▶ [What is required]: Reproduce the records. Keep every word exact and include no images.

▶ [Supplied material]:
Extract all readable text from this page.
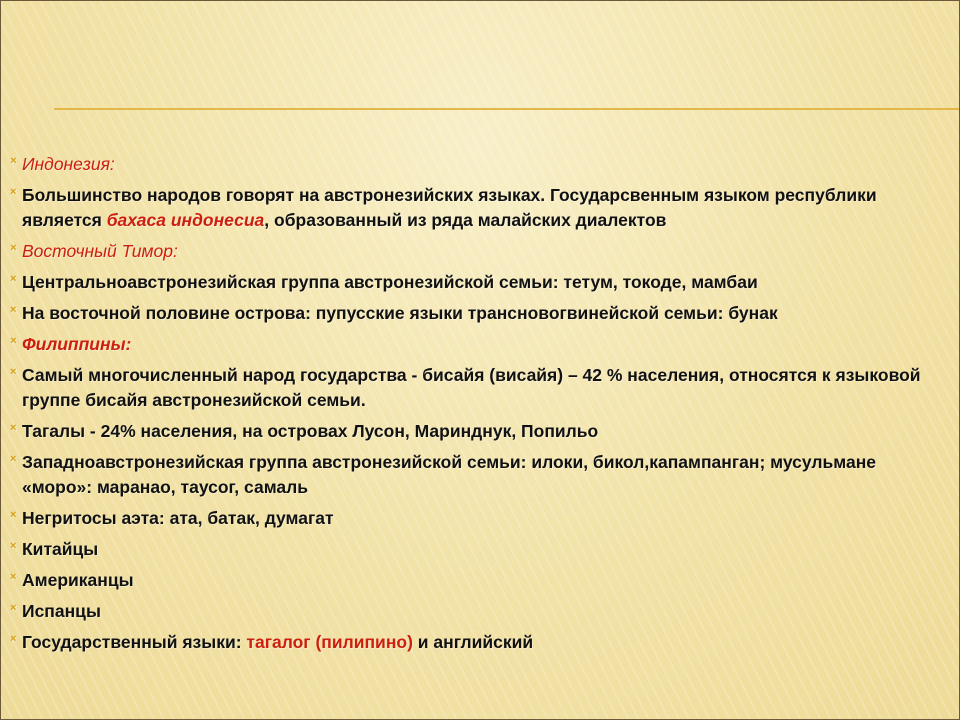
× Индонезия:
× Большинство народов говорят на австронезийских языках. Государсвенным языком республики является бахаса индонесиа, образованный из ряда малайских диалектов
× Восточный Тимор:
× Центральноавстронезийская группа австронезийской семьи: тетум, токоде, мамбаи
× На восточной половине острова: пупусские языки трансновогвинейской семьи: бунак
× Филиппины:
× Самый многочисленный народ государства - бисайя (висайя) – 42 % населения, относятся к языковой группе бисайя австронезийской семьи.
× Тагалы - 24% населения, на островах Лусон, Маринднук, Попильо
× Западноавстронезийская группа австронезийской семьи: илоки, бикол,капампанган; мусульмане «моро»: маранао, таусог, самаль
× Негритосы аэта: ата, батак, думагат
× Китайцы
× Американцы
× Испанцы
× Государственный языки: тагалог (пилипино) и английский
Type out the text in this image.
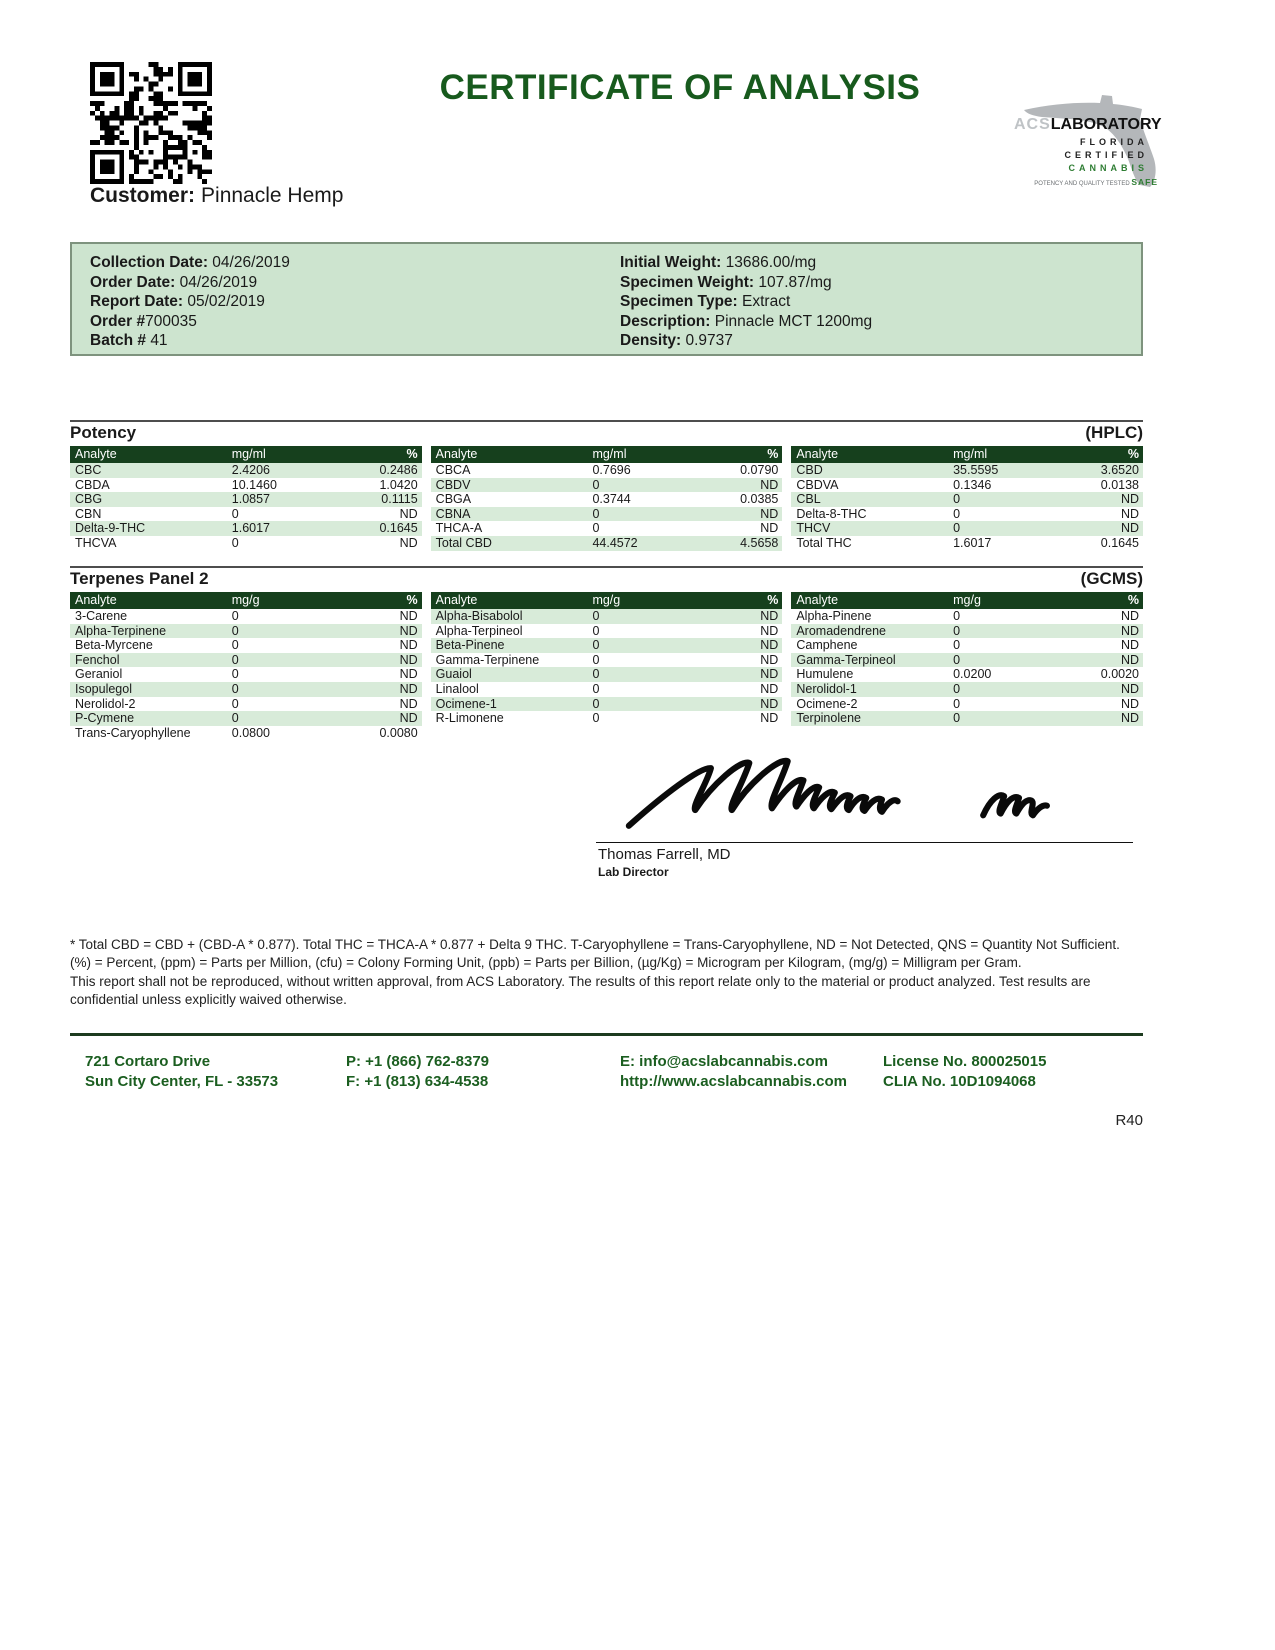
CERTIFICATE OF ANALYSIS
ACSLABORATORY
FLORIDA
CERTIFIED
CANNABIS
POTENCY AND QUALITY TESTED SAFE
Customer: Pinnacle Hemp
Collection Date: 04/26/2019
Order Date: 04/26/2019
Report Date: 05/02/2019
Order #700035
Batch # 41
Initial Weight: 13686.00/mg
Specimen Weight: 107.87/mg
Specimen Type: Extract
Description: Pinnacle MCT 1200mg
Density: 0.9737
Potency	(HPLC)
Analyte	mg/ml	%
CBC	2.4206	0.2486
CBDA	10.1460	1.0420
CBG	1.0857	0.1115
CBN	0	ND
Delta-9-THC	1.6017	0.1645
THCVA	0	ND
Analyte	mg/ml	%
CBCA	0.7696	0.0790
CBDV	0	ND
CBGA	0.3744	0.0385
CBNA	0	ND
THCA-A	0	ND
Total CBD	44.4572	4.5658
Analyte	mg/ml	%
CBD	35.5595	3.6520
CBDVA	0.1346	0.0138
CBL	0	ND
Delta-8-THC	0	ND
THCV	0	ND
Total THC	1.6017	0.1645
Terpenes Panel 2	(GCMS)
Analyte	mg/g	%
3-Carene	0	ND
Alpha-Terpinene	0	ND
Beta-Myrcene	0	ND
Fenchol	0	ND
Geraniol	0	ND
Isopulegol	0	ND
Nerolidol-2	0	ND
P-Cymene	0	ND
Trans-Caryophyllene	0.0800	0.0080
Analyte	mg/g	%
Alpha-Bisabolol	0	ND
Alpha-Terpineol	0	ND
Beta-Pinene	0	ND
Gamma-Terpinene	0	ND
Guaiol	0	ND
Linalool	0	ND
Ocimene-1	0	ND
R-Limonene	0	ND
Analyte	mg/g	%
Alpha-Pinene	0	ND
Aromadendrene	0	ND
Camphene	0	ND
Gamma-Terpineol	0	ND
Humulene	0.0200	0.0020
Nerolidol-1	0	ND
Ocimene-2	0	ND
Terpinolene	0	ND
Thomas Farrell, MD
Lab Director

* Total CBD = CBD + (CBD-A * 0.877). Total THC = THCA-A * 0.877 + Delta 9 THC. T-Caryophyllene = Trans-Caryophyllene, ND = Not Detected, QNS = Quantity Not Sufficient. (%) = Percent, (ppm) = Parts per Million, (cfu) = Colony Forming Unit, (ppb) = Parts per Billion, (µg/Kg) = Microgram per Kilogram, (mg/g) = Milligram per Gram.

This report shall not be reproduced, without written approval, from ACS Laboratory. The results of this report relate only to the material or product analyzed. Test results are confidential unless explicitly waived otherwise.

721 Cortaro Drive
Sun City Center, FL - 33573
P: +1 (866) 762-8379
F: +1 (813) 634-4538
E: info@acslabcannabis.com
http://www.acslabcannabis.com
License No. 800025015
CLIA No. 10D1094068
R40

▶ [Task solution]:
Extract all readable text from this page.
× Индонезия:
× Большинство народов говорят на австронезийских языках. Государсвенным языком республики является бахаса индонесиа, образованный из ряда малайских диалектов
× Восточный Тимор:
× Центральноавстронезийская группа австронезийской семьи: тетум, токоде, мамбаи
× На восточной половине острова: пупусские языки трансновогвинейской семьи: бунак
× Филиппины:
× Самый многочисленный народ государства - бисайя (висайя) – 42 % населения, относятся к языковой группе бисайя австронезийской семьи.
× Тагалы - 24% населения, на островах Лусон, Маринднук, Попильо
× Западноавстронезийская группа австронезийской семьи: илоки, бикол,капампанган; мусульмане «моро»: маранао, таусог, самаль
× Негритосы аэта: ата, батак, думагат
× Китайцы
× Американцы
× Испанцы
× Государственный языки: тагалог (пилипино) и английский
Type out the text in this image.
CERTIFICATE OF ANALYSIS
ACSLABORATORY
FLORIDA
CERTIFIED
CANNABIS
POTENCY AND QUALITY TESTED SAFE
Customer: Pinnacle Hemp
Collection Date: 04/26/2019
Order Date: 04/26/2019
Report Date: 05/02/2019
Order #700035
Batch # 41
Initial Weight: 13686.00/mg
Specimen Weight: 107.87/mg
Specimen Type: Extract
Description: Pinnacle MCT 1200mg
Density: 0.9737
Potency	(HPLC)
Analyte	mg/ml	%
CBC	2.4206	0.2486
CBDA	10.1460	1.0420
CBG	1.0857	0.1115
CBN	0	ND
Delta-9-THC	1.6017	0.1645
THCVA	0	ND
Analyte	mg/ml	%
CBCA	0.7696	0.0790
CBDV	0	ND
CBGA	0.3744	0.0385
CBNA	0	ND
THCA-A	0	ND
Total CBD	44.4572	4.5658
Analyte	mg/ml	%
CBD	35.5595	3.6520
CBDVA	0.1346	0.0138
CBL	0	ND
Delta-8-THC	0	ND
THCV	0	ND
Total THC	1.6017	0.1645
Terpenes Panel 2	(GCMS)
Analyte	mg/g	%
3-Carene	0	ND
Alpha-Terpinene	0	ND
Beta-Myrcene	0	ND
Fenchol	0	ND
Geraniol	0	ND
Isopulegol	0	ND
Nerolidol-2	0	ND
P-Cymene	0	ND
Trans-Caryophyllene	0.0800	0.0080
Analyte	mg/g	%
Alpha-Bisabolol	0	ND
Alpha-Terpineol	0	ND
Beta-Pinene	0	ND
Gamma-Terpinene	0	ND
Guaiol	0	ND
Linalool	0	ND
Ocimene-1	0	ND
R-Limonene	0	ND
Analyte	mg/g	%
Alpha-Pinene	0	ND
Aromadendrene	0	ND
Camphene	0	ND
Gamma-Terpineol	0	ND
Humulene	0.0200	0.0020
Nerolidol-1	0	ND
Ocimene-2	0	ND
Terpinolene	0	ND
Thomas Farrell, MD
Lab Director

* Total CBD = CBD + (CBD-A * 0.877). Total THC = THCA-A * 0.877 + Delta 9 THC. T-Caryophyllene = Trans-Caryophyllene, ND = Not Detected, QNS = Quantity Not Sufficient. (%) = Percent, (ppm) = Parts per Million, (cfu) = Colony Forming Unit, (ppb) = Parts per Billion, (µg/Kg) = Microgram per Kilogram, (mg/g) = Milligram per Gram.

This report shall not be reproduced, without written approval, from ACS Laboratory. The results of this report relate only to the material or product analyzed. Test results are confidential unless explicitly waived otherwise.

721 Cortaro Drive
Sun City Center, FL - 33573
P: +1 (866) 762-8379
F: +1 (813) 634-4538
E: info@acslabcannabis.com
http://www.acslabcannabis.com
License No. 800025015
CLIA No. 10D1094068
R40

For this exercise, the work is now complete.